**Written request**. Scan the data below. Pull out each line where "没有金融期货" occurs.

>> begin Entries supplied

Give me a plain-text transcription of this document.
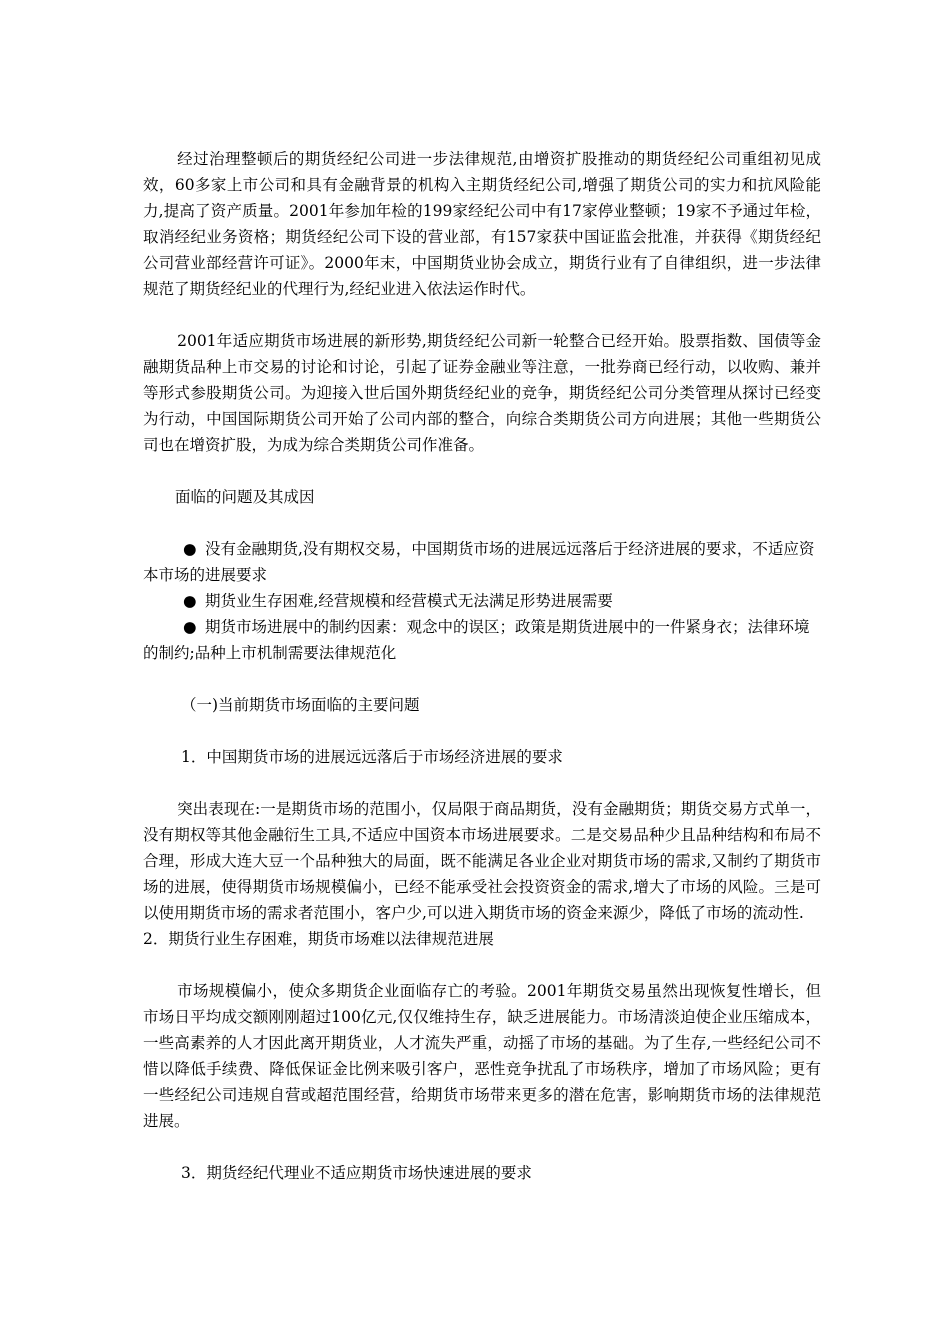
经过治理整顿后的期货经纪公司进一步法律规范,由增资扩股推动的期货经纪公司重组初见成效，60多家上市公司和具有金融背景的机构入主期货经纪公司,增强了期货公司的实力和抗风险能力,提高了资产质量。2001年参加年检的199家经纪公司中有17家停业整顿；19家不予通过年检，取消经纪业务资格；期货经纪公司下设的营业部，有157家获中国证监会批准，并获得《期货经纪公司营业部经营许可证》。2000年末，中国期货业协会成立，期货行业有了自律组织，进一步法律规范了期货经纪业的代理行为,经纪业进入依法运作时代。

2001年适应期货市场进展的新形势,期货经纪公司新一轮整合已经开始。股票指数、国债等金融期货品种上市交易的讨论和讨论，引起了证券金融业等注意，一批券商已经行动，以收购、兼并等形式参股期货公司。为迎接入世后国外期货经纪业的竞争，期货经纪公司分类管理从探讨已经变为行动，中国国际期货公司开始了公司内部的整合，向综合类期货公司方向进展；其他一些期货公司也在增资扩股，为成为综合类期货公司作准备。

面临的问题及其成因

● 没有金融期货,没有期权交易，中国期货市场的进展远远落后于经济进展的要求，不适应资本市场的进展要求

● 期货业生存困难,经营规模和经营模式无法满足形势进展需要

● 期货市场进展中的制约因素：观念中的误区；政策是期货进展中的一件紧身衣；法律环境的制约;品种上市机制需要法律规范化

（一)当前期货市场面临的主要问题

1．中国期货市场的进展远远落后于市场经济进展的要求

突出表现在:一是期货市场的范围小，仅局限于商品期货，没有金融期货；期货交易方式单一，没有期权等其他金融衍生工具,不适应中国资本市场进展要求。二是交易品种少且品种结构和布局不合理，形成大连大豆一个品种独大的局面，既不能满足各业企业对期货市场的需求,又制约了期货市场的进展，使得期货市场规模偏小，已经不能承受社会投资资金的需求,增大了市场的风险。三是可以使用期货市场的需求者范围小，客户少,可以进入期货市场的资金来源少，降低了市场的流动性.

2．期货行业生存困难，期货市场难以法律规范进展

市场规模偏小，使众多期货企业面临存亡的考验。2001年期货交易虽然出现恢复性增长，但市场日平均成交额刚刚超过100亿元,仅仅维持生存，缺乏进展能力。市场清淡迫使企业压缩成本，一些高素养的人才因此离开期货业，人才流失严重，动摇了市场的基础。为了生存,一些经纪公司不惜以降低手续费、降低保证金比例来吸引客户，恶性竞争扰乱了市场秩序，增加了市场风险；更有一些经纪公司违规自营或超范围经营，给期货市场带来更多的潜在危害，影响期货市场的法律规范进展。

3．期货经纪代理业不适应期货市场快速进展的要求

>> end Entries supplied

**Solution**.
● 没有金融期货,没有期权交易，中国期货市场的进展远远落后于经济进展的要求，不适应资本市场的进展要求
突出表现在:一是期货市场的范围小，仅局限于商品期货，没有金融期货；期货交易方式单一，没有期权等其他金融衍生工具,不适应中国资本市场进展要求。二是交易品种少且品种结构和布局不合理，形成大连大豆一个品种独大的局面，既不能满足各业企业对期货市场的需求,又制约了期货市场的进展，使得期货市场规模偏小，已经不能承受社会投资资金的需求,增大了市场的风险。三是可以使用期货市场的需求者范围小，客户少,可以进入期货市场的资金来源少，降低了市场的流动性.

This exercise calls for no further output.